■ **Saved entries**
--- BEGIN ---
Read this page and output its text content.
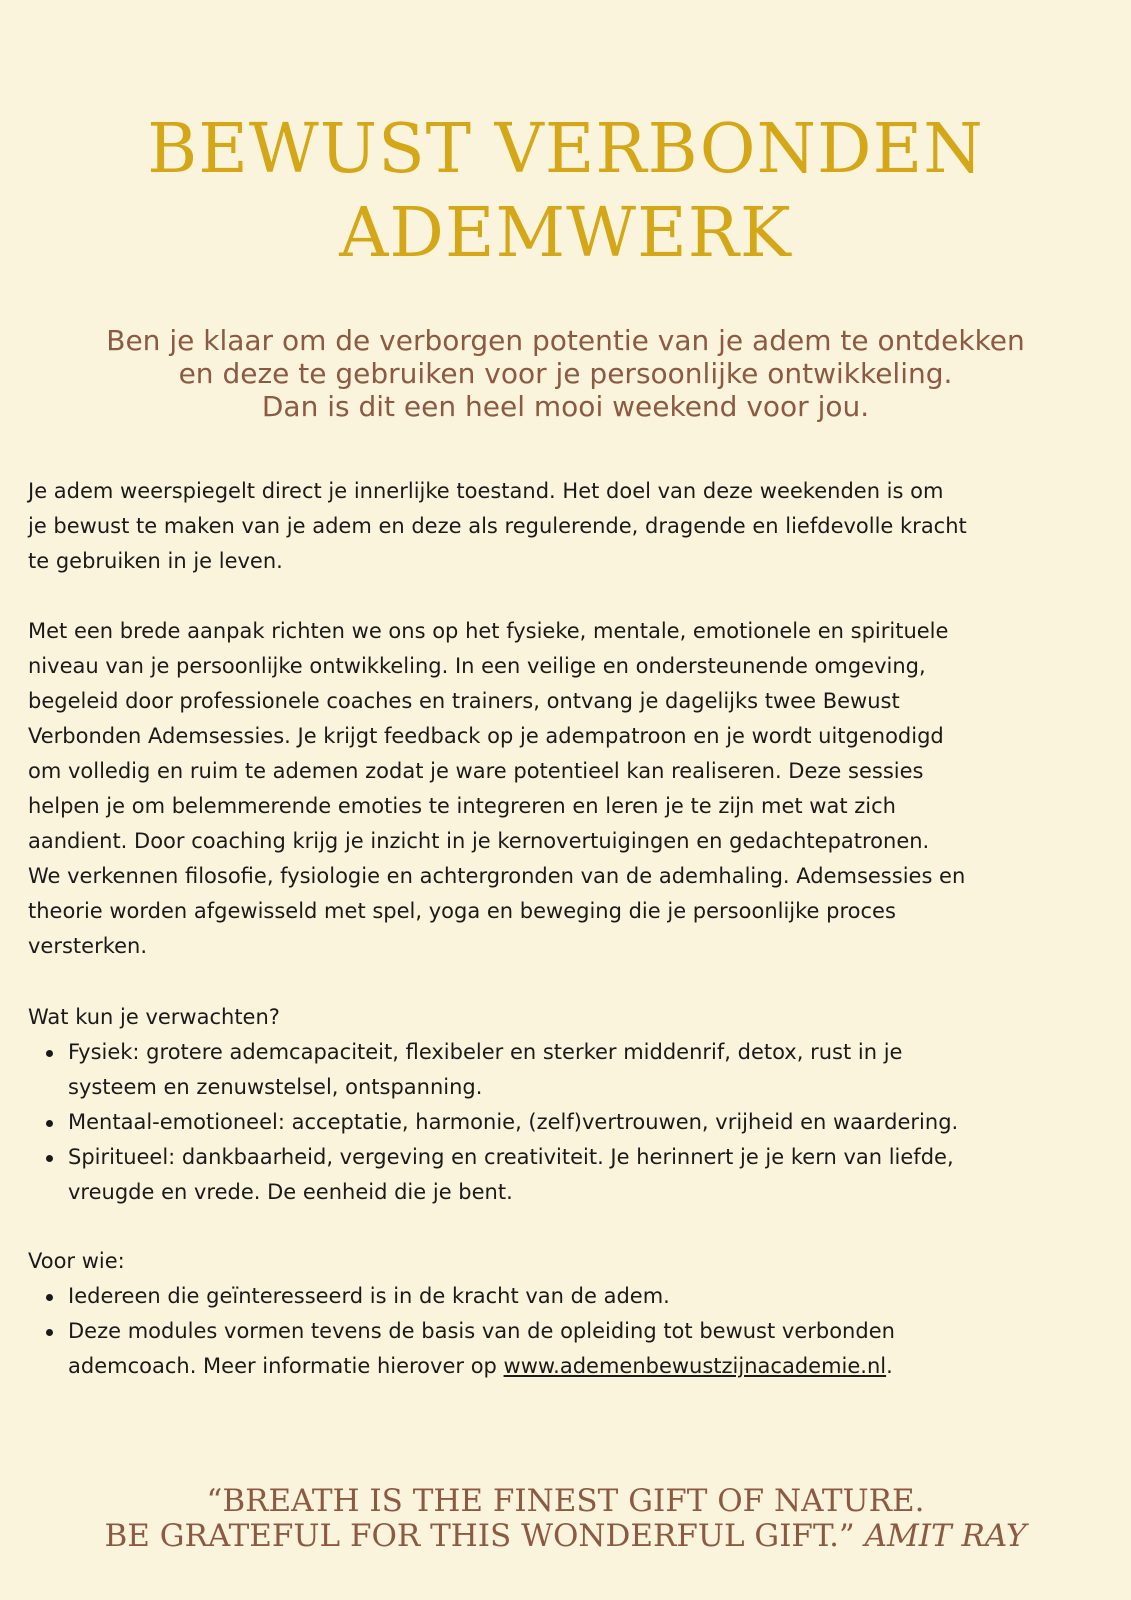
BEWUST VERBONDEN
ADEMWERK
Ben je klaar om de verborgen potentie van je adem te ontdekken
en deze te gebruiken voor je persoonlijke ontwikkeling.
Dan is dit een heel mooi weekend voor jou.
Je adem weerspiegelt direct je innerlijke toestand. Het doel van deze weekenden is om
je bewust te maken van je adem en deze als regulerende, dragende en liefdevolle kracht
te gebruiken in je leven.
Met een brede aanpak richten we ons op het fysieke, mentale, emotionele en spirituele
niveau van je persoonlijke ontwikkeling. In een veilige en ondersteunende omgeving,
begeleid door professionele coaches en trainers, ontvang je dagelijks twee Bewust
Verbonden Ademsessies. Je krijgt feedback op je adempatroon en je wordt uitgenodigd
om volledig en ruim te ademen zodat je ware potentieel kan realiseren. Deze sessies
helpen je om belemmerende emoties te integreren en leren je te zijn met wat zich
aandient. Door coaching krijg je inzicht in je kernovertuigingen en gedachtepatronen.
We verkennen filosofie, fysiologie en achtergronden van de ademhaling. Ademsessies en
theorie worden afgewisseld met spel, yoga en beweging die je persoonlijke proces
versterken.
Wat kun je verwachten?
Fysiek: grotere ademcapaciteit, flexibeler en sterker middenrif, detox, rust in je
systeem en zenuwstelsel, ontspanning.
Mentaal-emotioneel: acceptatie, harmonie, (zelf)vertrouwen, vrijheid en waardering.
Spiritueel: dankbaarheid, vergeving en creativiteit. Je herinnert je je kern van liefde,
vreugde en vrede. De eenheid die je bent.
Voor wie:
Iedereen die geïnteresseerd is in de kracht van de adem.
Deze modules vormen tevens de basis van de opleiding tot bewust verbonden
ademcoach. Meer informatie hierover op www.ademenbewustzijnacademie.nl.
“BREATH IS THE FINEST GIFT OF NATURE.
BE GRATEFUL FOR THIS WONDERFUL GIFT.” AMIT RAY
--- END ---
■ **Your instructions**
Search the listing for the word "GIFT". Copy every line in which it occurs.

■ **Written response**
“BREATH IS THE FINEST GIFT OF NATURE.
BE GRATEFUL FOR THIS WONDERFUL GIFT.” AMIT RAY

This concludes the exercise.